WHAT THE TASK ASKS:
Look for "certifications" in the listing below. Gather each line that contains it.

DATA FOR THIS EXERCISE:
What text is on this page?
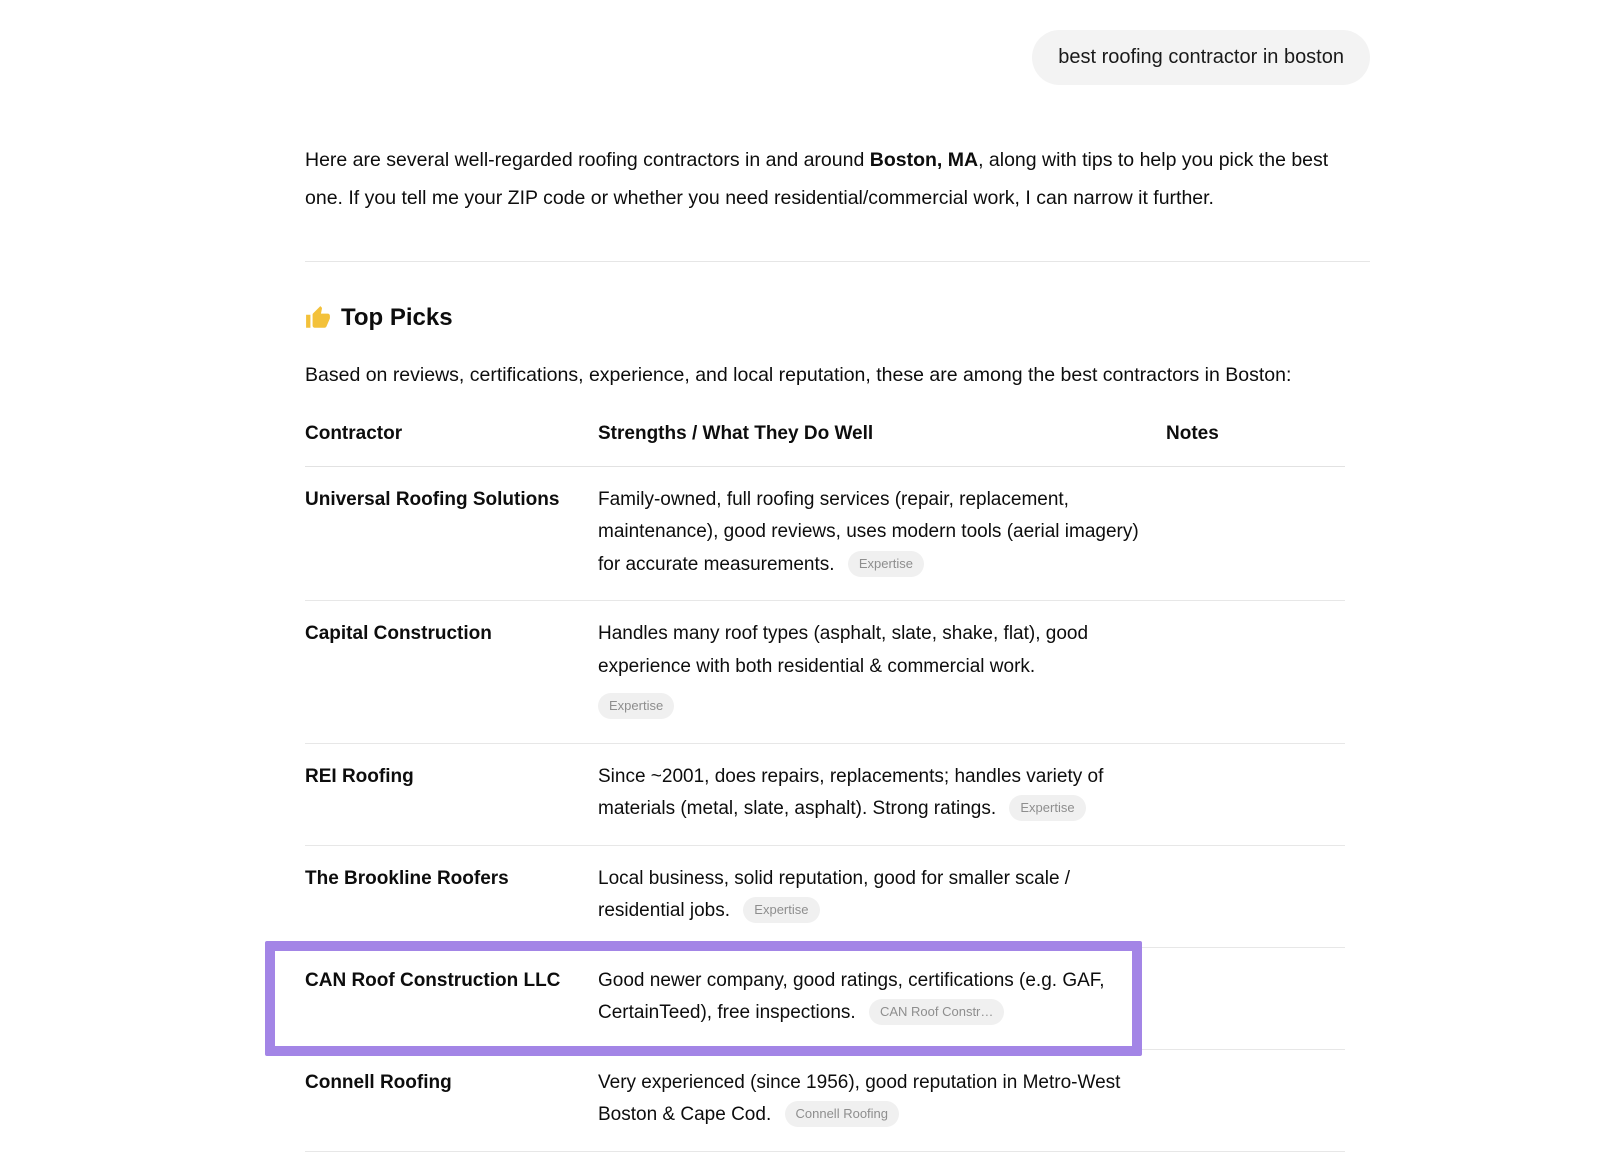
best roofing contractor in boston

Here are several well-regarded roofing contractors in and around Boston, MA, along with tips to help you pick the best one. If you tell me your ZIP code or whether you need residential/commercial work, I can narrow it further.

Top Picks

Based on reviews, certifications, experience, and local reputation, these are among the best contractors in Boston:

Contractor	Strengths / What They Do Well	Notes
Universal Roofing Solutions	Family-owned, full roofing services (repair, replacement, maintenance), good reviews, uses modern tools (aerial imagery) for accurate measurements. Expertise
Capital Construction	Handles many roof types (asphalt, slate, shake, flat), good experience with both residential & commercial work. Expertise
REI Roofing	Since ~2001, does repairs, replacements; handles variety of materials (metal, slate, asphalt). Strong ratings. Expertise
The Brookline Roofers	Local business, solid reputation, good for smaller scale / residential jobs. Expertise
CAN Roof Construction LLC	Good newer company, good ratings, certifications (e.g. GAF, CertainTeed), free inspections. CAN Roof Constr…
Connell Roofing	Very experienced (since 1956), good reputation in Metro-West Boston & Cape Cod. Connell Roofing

REPLY TO THE TASK:
Based on reviews, certifications, experience, and local reputation, these are among the best contractors in Boston:
CAN Roof Construction LLC	Good newer company, good ratings, certifications (e.g. GAF, CertainTeed), free inspections. CAN Roof Constr…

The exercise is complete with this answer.